— SET TASK —
Report all lines holding "JSON".

Entries from a visual dataset

— BEGIN —

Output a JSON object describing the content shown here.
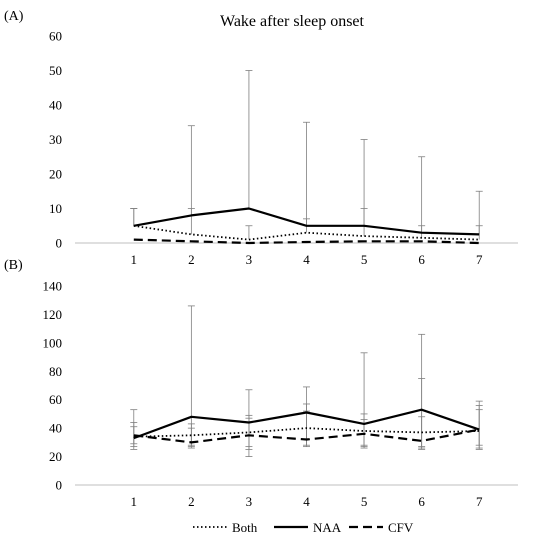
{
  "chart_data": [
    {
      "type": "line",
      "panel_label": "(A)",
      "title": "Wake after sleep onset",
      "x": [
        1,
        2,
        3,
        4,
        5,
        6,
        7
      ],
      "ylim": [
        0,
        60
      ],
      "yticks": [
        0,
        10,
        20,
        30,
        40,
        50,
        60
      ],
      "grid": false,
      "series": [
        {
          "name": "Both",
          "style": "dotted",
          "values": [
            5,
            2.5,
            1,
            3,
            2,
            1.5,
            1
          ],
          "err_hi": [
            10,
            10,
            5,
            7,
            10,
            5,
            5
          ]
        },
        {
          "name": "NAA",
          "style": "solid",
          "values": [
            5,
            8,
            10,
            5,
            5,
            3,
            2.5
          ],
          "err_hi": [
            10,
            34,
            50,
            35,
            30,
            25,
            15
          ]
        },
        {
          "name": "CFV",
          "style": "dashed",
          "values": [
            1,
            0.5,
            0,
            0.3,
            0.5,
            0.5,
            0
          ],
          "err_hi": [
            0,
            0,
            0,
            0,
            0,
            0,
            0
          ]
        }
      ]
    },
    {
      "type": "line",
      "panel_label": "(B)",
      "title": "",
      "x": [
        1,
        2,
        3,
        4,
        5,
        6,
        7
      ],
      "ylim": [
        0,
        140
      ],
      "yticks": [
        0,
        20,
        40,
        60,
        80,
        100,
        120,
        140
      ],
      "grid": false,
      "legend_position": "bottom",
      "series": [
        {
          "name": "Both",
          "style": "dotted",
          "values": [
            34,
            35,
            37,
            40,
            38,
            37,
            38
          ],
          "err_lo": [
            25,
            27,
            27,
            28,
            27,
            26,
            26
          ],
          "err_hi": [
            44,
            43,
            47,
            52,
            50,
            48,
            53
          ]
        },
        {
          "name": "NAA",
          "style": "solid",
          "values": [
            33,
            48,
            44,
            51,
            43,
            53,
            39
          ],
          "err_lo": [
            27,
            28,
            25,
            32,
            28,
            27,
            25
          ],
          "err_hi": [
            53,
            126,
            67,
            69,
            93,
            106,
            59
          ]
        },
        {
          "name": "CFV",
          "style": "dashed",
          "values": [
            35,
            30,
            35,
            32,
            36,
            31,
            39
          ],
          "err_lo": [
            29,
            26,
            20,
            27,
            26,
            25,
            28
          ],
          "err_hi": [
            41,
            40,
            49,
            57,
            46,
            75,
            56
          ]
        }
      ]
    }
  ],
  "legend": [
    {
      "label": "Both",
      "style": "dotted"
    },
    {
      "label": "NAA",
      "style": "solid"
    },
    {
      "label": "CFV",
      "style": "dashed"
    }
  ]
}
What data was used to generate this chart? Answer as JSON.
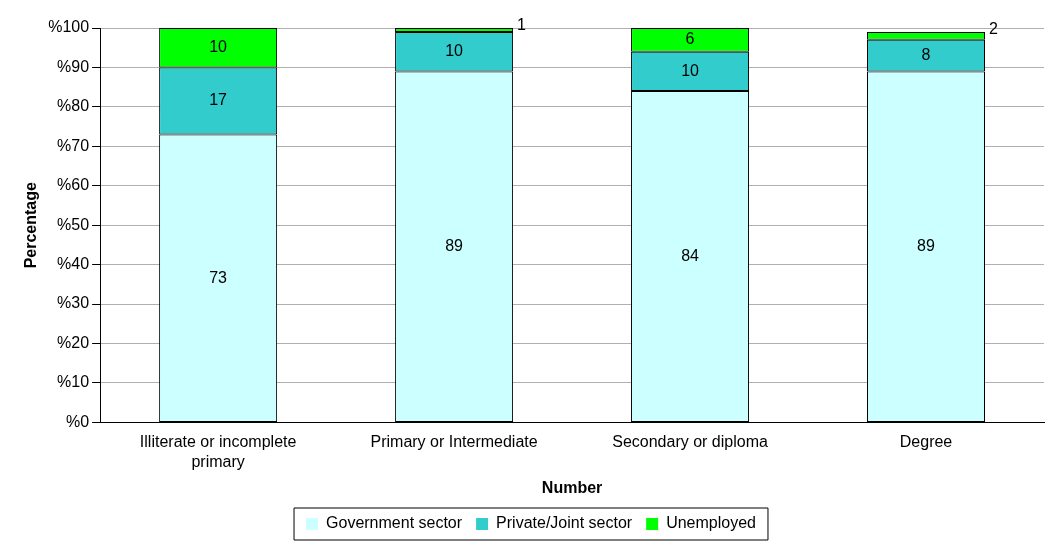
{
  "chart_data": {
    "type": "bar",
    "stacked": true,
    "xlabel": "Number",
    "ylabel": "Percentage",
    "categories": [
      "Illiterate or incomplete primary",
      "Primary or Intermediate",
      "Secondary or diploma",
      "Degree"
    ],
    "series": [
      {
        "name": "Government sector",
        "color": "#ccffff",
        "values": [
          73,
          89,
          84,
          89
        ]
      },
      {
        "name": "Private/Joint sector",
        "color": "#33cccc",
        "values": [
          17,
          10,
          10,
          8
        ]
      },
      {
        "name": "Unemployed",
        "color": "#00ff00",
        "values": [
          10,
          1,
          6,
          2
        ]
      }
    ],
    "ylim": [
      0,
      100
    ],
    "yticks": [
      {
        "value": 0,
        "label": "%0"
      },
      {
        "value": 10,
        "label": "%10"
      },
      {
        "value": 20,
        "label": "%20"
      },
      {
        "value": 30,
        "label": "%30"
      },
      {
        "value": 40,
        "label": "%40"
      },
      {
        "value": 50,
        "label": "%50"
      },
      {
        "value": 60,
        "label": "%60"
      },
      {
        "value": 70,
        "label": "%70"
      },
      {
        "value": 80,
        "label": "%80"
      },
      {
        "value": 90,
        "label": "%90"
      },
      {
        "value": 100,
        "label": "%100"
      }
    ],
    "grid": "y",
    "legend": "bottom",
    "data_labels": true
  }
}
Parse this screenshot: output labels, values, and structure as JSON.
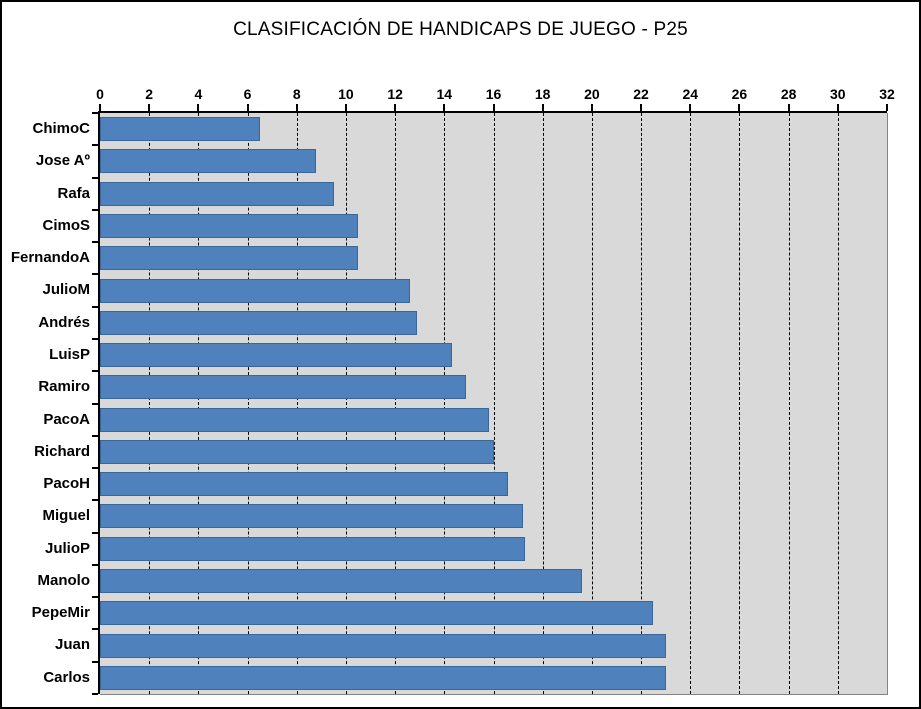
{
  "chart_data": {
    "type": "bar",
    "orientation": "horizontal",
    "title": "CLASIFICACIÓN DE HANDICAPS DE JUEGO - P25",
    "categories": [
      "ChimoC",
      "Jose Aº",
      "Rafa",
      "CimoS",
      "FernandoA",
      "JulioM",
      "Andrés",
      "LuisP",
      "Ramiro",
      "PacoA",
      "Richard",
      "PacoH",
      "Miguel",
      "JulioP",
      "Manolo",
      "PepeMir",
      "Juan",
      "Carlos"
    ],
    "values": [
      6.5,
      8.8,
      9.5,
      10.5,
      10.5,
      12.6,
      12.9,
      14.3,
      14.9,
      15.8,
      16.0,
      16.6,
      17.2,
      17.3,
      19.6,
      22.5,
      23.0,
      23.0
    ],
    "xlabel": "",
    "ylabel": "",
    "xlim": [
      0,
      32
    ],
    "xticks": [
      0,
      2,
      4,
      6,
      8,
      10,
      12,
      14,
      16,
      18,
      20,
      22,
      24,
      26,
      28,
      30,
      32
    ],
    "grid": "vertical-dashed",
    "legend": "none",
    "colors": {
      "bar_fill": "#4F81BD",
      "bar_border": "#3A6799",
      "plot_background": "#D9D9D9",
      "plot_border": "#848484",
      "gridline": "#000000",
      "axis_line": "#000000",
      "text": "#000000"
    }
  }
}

— END —

— REPLY TO THE TASK —
Output a JSON object describing the content shown here.
What data was used to generate this chart? Answer as JSON.
Parse this screenshot: output labels, values, and structure as JSON.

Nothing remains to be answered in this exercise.